--- begin Information shown ---

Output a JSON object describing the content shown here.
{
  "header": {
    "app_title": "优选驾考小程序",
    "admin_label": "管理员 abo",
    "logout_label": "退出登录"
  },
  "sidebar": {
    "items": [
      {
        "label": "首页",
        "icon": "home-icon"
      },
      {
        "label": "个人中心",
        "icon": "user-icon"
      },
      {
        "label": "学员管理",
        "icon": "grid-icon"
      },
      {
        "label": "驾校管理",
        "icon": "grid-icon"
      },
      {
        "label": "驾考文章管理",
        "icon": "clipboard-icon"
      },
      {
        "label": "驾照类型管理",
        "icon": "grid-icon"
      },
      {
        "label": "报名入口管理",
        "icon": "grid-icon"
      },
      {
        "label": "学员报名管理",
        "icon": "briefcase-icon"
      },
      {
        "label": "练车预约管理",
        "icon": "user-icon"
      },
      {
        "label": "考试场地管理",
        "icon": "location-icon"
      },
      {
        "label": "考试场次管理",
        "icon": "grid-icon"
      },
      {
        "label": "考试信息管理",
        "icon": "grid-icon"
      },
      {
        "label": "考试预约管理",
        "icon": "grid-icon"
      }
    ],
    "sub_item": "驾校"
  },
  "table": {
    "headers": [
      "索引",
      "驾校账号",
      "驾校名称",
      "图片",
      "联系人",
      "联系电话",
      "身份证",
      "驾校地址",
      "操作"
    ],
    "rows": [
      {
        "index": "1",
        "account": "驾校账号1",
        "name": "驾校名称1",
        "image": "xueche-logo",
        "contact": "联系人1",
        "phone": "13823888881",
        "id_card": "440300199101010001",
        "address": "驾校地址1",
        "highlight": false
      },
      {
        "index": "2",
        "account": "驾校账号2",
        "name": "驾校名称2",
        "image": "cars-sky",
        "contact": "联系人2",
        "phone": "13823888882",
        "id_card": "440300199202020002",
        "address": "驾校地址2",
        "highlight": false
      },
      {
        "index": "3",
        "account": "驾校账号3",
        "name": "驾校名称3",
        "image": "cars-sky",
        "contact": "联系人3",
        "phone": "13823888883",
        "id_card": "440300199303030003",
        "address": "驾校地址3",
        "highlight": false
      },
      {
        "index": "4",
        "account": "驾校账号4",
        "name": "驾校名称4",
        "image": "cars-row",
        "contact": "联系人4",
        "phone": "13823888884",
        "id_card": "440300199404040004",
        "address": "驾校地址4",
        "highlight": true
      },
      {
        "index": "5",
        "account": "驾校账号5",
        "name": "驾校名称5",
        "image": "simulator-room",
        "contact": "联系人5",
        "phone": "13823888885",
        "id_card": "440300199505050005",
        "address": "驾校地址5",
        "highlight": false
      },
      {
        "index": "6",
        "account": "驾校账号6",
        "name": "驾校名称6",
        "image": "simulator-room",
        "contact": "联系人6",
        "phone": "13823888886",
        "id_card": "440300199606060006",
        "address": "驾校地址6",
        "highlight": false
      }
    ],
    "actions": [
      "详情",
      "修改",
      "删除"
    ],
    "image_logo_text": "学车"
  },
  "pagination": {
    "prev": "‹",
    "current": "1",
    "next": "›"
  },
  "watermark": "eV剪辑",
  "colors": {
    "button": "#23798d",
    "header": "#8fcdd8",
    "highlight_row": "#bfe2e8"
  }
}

--- end Information shown ---

## Exercise
Show every line of the listing in which the string "contact" can be found.

## Expected output
        "contact": "联系人1",
        "contact": "联系人2",
        "contact": "联系人3",
        "contact": "联系人4",
        "contact": "联系人5",
        "contact": "联系人6",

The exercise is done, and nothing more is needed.